▸ Exercise: The data below must be copied in full and without any change.
--
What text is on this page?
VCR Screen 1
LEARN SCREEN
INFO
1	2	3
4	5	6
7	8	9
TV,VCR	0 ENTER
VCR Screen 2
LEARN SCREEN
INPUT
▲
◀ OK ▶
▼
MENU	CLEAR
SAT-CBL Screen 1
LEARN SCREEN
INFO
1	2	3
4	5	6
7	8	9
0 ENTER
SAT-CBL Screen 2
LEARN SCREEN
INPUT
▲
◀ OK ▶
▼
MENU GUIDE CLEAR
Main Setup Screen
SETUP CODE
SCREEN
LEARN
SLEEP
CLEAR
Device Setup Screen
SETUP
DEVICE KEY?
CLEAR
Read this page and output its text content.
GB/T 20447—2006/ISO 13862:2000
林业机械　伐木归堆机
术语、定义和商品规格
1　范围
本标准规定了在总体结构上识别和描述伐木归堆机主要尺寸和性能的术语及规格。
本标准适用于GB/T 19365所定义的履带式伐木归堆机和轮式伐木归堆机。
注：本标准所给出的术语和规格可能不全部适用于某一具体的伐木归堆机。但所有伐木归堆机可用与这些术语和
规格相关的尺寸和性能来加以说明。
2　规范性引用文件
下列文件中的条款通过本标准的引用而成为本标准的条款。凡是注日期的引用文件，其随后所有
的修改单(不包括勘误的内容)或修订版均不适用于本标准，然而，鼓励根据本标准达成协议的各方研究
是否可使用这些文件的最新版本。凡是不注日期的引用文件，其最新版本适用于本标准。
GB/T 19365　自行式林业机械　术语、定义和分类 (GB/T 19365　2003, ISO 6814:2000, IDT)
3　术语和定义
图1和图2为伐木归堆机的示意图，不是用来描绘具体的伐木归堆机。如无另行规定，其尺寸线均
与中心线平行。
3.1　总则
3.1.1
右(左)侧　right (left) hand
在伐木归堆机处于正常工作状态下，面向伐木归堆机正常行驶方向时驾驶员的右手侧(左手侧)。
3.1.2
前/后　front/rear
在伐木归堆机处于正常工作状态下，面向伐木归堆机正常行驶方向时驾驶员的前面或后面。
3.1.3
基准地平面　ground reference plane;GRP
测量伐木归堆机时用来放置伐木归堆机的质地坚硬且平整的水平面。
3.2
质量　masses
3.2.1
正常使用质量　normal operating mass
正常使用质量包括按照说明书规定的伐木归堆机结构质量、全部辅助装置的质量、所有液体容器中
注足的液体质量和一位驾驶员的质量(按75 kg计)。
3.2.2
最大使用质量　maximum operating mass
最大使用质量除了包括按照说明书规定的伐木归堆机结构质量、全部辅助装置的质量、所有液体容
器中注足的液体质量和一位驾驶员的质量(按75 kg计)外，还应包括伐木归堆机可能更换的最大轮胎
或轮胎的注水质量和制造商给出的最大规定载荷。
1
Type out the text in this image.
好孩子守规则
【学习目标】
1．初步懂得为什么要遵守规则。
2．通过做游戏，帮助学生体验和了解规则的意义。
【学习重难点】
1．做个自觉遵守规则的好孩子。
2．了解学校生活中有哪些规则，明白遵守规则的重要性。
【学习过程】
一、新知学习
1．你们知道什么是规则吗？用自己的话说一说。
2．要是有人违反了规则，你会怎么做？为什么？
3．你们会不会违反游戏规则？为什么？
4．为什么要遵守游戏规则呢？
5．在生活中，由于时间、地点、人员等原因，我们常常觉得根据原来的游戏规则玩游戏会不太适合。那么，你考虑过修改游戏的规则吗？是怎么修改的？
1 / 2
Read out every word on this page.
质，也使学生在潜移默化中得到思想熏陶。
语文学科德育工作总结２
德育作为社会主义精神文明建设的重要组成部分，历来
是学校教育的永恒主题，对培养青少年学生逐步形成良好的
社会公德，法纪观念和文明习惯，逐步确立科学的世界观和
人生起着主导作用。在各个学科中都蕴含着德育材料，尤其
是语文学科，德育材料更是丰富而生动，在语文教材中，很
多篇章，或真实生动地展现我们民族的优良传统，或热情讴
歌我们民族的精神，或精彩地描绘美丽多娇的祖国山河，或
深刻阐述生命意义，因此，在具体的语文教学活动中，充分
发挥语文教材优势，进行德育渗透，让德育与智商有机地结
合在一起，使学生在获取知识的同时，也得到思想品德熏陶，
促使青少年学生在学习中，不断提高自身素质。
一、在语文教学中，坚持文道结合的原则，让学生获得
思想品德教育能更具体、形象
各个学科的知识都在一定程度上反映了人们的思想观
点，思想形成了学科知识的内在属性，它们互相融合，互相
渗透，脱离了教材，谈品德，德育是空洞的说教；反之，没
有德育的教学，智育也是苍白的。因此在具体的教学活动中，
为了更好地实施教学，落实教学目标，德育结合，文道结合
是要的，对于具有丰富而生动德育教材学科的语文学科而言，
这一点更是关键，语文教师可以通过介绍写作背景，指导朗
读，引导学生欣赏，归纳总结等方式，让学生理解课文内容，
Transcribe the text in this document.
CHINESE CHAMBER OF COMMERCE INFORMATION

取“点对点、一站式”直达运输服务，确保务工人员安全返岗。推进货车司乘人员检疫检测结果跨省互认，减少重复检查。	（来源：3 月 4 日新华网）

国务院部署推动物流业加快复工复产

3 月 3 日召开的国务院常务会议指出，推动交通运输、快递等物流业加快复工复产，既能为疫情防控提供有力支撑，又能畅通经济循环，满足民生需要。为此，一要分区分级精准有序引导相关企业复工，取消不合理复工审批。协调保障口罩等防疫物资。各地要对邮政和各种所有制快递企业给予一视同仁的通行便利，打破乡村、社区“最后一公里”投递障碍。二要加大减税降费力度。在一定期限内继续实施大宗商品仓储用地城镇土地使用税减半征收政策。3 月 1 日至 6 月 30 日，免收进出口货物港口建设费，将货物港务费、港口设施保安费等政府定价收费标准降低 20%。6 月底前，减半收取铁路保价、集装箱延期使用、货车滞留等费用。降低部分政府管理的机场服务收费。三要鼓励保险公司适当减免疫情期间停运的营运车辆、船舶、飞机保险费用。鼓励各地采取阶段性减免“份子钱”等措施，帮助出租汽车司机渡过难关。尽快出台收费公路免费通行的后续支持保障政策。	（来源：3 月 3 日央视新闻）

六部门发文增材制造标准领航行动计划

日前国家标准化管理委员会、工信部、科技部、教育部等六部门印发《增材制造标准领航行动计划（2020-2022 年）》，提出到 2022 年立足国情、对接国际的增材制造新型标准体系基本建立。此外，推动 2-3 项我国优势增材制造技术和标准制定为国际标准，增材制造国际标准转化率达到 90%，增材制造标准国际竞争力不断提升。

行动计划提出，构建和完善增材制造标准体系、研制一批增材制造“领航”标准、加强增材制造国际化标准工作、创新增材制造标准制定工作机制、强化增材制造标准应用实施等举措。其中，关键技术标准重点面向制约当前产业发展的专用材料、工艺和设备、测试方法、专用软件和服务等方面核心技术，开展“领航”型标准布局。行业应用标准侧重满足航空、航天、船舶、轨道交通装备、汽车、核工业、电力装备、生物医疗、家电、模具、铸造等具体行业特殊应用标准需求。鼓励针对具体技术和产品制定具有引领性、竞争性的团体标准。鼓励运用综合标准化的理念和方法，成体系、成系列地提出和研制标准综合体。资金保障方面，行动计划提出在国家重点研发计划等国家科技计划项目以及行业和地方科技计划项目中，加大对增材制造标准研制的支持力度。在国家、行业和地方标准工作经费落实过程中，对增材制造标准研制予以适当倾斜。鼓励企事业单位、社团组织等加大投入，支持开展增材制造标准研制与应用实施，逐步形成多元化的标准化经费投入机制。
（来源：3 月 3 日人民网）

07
--
▸ Response to this task:
What text is on this page?
VCR Screen 1
LEARN SCREEN
INFO
1	2	3
4	5	6
7	8	9
TV,VCR	0 ENTER
VCR Screen 2
LEARN SCREEN
INPUT
▲
◀ OK ▶
▼
MENU	CLEAR
SAT-CBL Screen 1
LEARN SCREEN
INFO
1	2	3
4	5	6
7	8	9
0 ENTER
SAT-CBL Screen 2
LEARN SCREEN
INPUT
▲
◀ OK ▶
▼
MENU GUIDE CLEAR
Main Setup Screen
SETUP CODE
SCREEN
LEARN
SLEEP
CLEAR
Device Setup Screen
SETUP
DEVICE KEY?
CLEAR
Read this page and output its text content.
GB/T 20447—2006/ISO 13862:2000
林业机械　伐木归堆机
术语、定义和商品规格
1　范围
本标准规定了在总体结构上识别和描述伐木归堆机主要尺寸和性能的术语及规格。
本标准适用于GB/T 19365所定义的履带式伐木归堆机和轮式伐木归堆机。
注：本标准所给出的术语和规格可能不全部适用于某一具体的伐木归堆机。但所有伐木归堆机可用与这些术语和
规格相关的尺寸和性能来加以说明。
2　规范性引用文件
下列文件中的条款通过本标准的引用而成为本标准的条款。凡是注日期的引用文件，其随后所有
的修改单(不包括勘误的内容)或修订版均不适用于本标准，然而，鼓励根据本标准达成协议的各方研究
是否可使用这些文件的最新版本。凡是不注日期的引用文件，其最新版本适用于本标准。
GB/T 19365　自行式林业机械　术语、定义和分类 (GB/T 19365　2003, ISO 6814:2000, IDT)
3　术语和定义
图1和图2为伐木归堆机的示意图，不是用来描绘具体的伐木归堆机。如无另行规定，其尺寸线均
与中心线平行。
3.1　总则
3.1.1
右(左)侧　right (left) hand
在伐木归堆机处于正常工作状态下，面向伐木归堆机正常行驶方向时驾驶员的右手侧(左手侧)。
3.1.2
前/后　front/rear
在伐木归堆机处于正常工作状态下，面向伐木归堆机正常行驶方向时驾驶员的前面或后面。
3.1.3
基准地平面　ground reference plane;GRP
测量伐木归堆机时用来放置伐木归堆机的质地坚硬且平整的水平面。
3.2
质量　masses
3.2.1
正常使用质量　normal operating mass
正常使用质量包括按照说明书规定的伐木归堆机结构质量、全部辅助装置的质量、所有液体容器中
注足的液体质量和一位驾驶员的质量(按75 kg计)。
3.2.2
最大使用质量　maximum operating mass
最大使用质量除了包括按照说明书规定的伐木归堆机结构质量、全部辅助装置的质量、所有液体容
器中注足的液体质量和一位驾驶员的质量(按75 kg计)外，还应包括伐木归堆机可能更换的最大轮胎
或轮胎的注水质量和制造商给出的最大规定载荷。
1
Type out the text in this image.
好孩子守规则
【学习目标】
1．初步懂得为什么要遵守规则。
2．通过做游戏，帮助学生体验和了解规则的意义。
【学习重难点】
1．做个自觉遵守规则的好孩子。
2．了解学校生活中有哪些规则，明白遵守规则的重要性。
【学习过程】
一、新知学习
1．你们知道什么是规则吗？用自己的话说一说。
2．要是有人违反了规则，你会怎么做？为什么？
3．你们会不会违反游戏规则？为什么？
4．为什么要遵守游戏规则呢？
5．在生活中，由于时间、地点、人员等原因，我们常常觉得根据原来的游戏规则玩游戏会不太适合。那么，你考虑过修改游戏的规则吗？是怎么修改的？
1 / 2
Read out every word on this page.
质，也使学生在潜移默化中得到思想熏陶。
语文学科德育工作总结２
德育作为社会主义精神文明建设的重要组成部分，历来
是学校教育的永恒主题，对培养青少年学生逐步形成良好的
社会公德，法纪观念和文明习惯，逐步确立科学的世界观和
人生起着主导作用。在各个学科中都蕴含着德育材料，尤其
是语文学科，德育材料更是丰富而生动，在语文教材中，很
多篇章，或真实生动地展现我们民族的优良传统，或热情讴
歌我们民族的精神，或精彩地描绘美丽多娇的祖国山河，或
深刻阐述生命意义，因此，在具体的语文教学活动中，充分
发挥语文教材优势，进行德育渗透，让德育与智商有机地结
合在一起，使学生在获取知识的同时，也得到思想品德熏陶，
促使青少年学生在学习中，不断提高自身素质。
一、在语文教学中，坚持文道结合的原则，让学生获得
思想品德教育能更具体、形象
各个学科的知识都在一定程度上反映了人们的思想观
点，思想形成了学科知识的内在属性，它们互相融合，互相
渗透，脱离了教材，谈品德，德育是空洞的说教；反之，没
有德育的教学，智育也是苍白的。因此在具体的教学活动中，
为了更好地实施教学，落实教学目标，德育结合，文道结合
是要的，对于具有丰富而生动德育教材学科的语文学科而言，
这一点更是关键，语文教师可以通过介绍写作背景，指导朗
读，引导学生欣赏，归纳总结等方式，让学生理解课文内容，
Transcribe the text in this document.
CHINESE CHAMBER OF COMMERCE INFORMATION

取“点对点、一站式”直达运输服务，确保务工人员安全返岗。推进货车司乘人员检疫检测结果跨省互认，减少重复检查。	（来源：3 月 4 日新华网）

国务院部署推动物流业加快复工复产

3 月 3 日召开的国务院常务会议指出，推动交通运输、快递等物流业加快复工复产，既能为疫情防控提供有力支撑，又能畅通经济循环，满足民生需要。为此，一要分区分级精准有序引导相关企业复工，取消不合理复工审批。协调保障口罩等防疫物资。各地要对邮政和各种所有制快递企业给予一视同仁的通行便利，打破乡村、社区“最后一公里”投递障碍。二要加大减税降费力度。在一定期限内继续实施大宗商品仓储用地城镇土地使用税减半征收政策。3 月 1 日至 6 月 30 日，免收进出口货物港口建设费，将货物港务费、港口设施保安费等政府定价收费标准降低 20%。6 月底前，减半收取铁路保价、集装箱延期使用、货车滞留等费用。降低部分政府管理的机场服务收费。三要鼓励保险公司适当减免疫情期间停运的营运车辆、船舶、飞机保险费用。鼓励各地采取阶段性减免“份子钱”等措施，帮助出租汽车司机渡过难关。尽快出台收费公路免费通行的后续支持保障政策。	（来源：3 月 3 日央视新闻）

六部门发文增材制造标准领航行动计划

日前国家标准化管理委员会、工信部、科技部、教育部等六部门印发《增材制造标准领航行动计划（2020-2022 年）》，提出到 2022 年立足国情、对接国际的增材制造新型标准体系基本建立。此外，推动 2-3 项我国优势增材制造技术和标准制定为国际标准，增材制造国际标准转化率达到 90%，增材制造标准国际竞争力不断提升。

行动计划提出，构建和完善增材制造标准体系、研制一批增材制造“领航”标准、加强增材制造国际化标准工作、创新增材制造标准制定工作机制、强化增材制造标准应用实施等举措。其中，关键技术标准重点面向制约当前产业发展的专用材料、工艺和设备、测试方法、专用软件和服务等方面核心技术，开展“领航”型标准布局。行业应用标准侧重满足航空、航天、船舶、轨道交通装备、汽车、核工业、电力装备、生物医疗、家电、模具、铸造等具体行业特殊应用标准需求。鼓励针对具体技术和产品制定具有引领性、竞争性的团体标准。鼓励运用综合标准化的理念和方法，成体系、成系列地提出和研制标准综合体。资金保障方面，行动计划提出在国家重点研发计划等国家科技计划项目以及行业和地方科技计划项目中，加大对增材制造标准研制的支持力度。在国家、行业和地方标准工作经费落实过程中，对增材制造标准研制予以适当倾斜。鼓励企事业单位、社团组织等加大投入，支持开展增材制造标准研制与应用实施，逐步形成多元化的标准化经费投入机制。
（来源：3 月 3 日人民网）

07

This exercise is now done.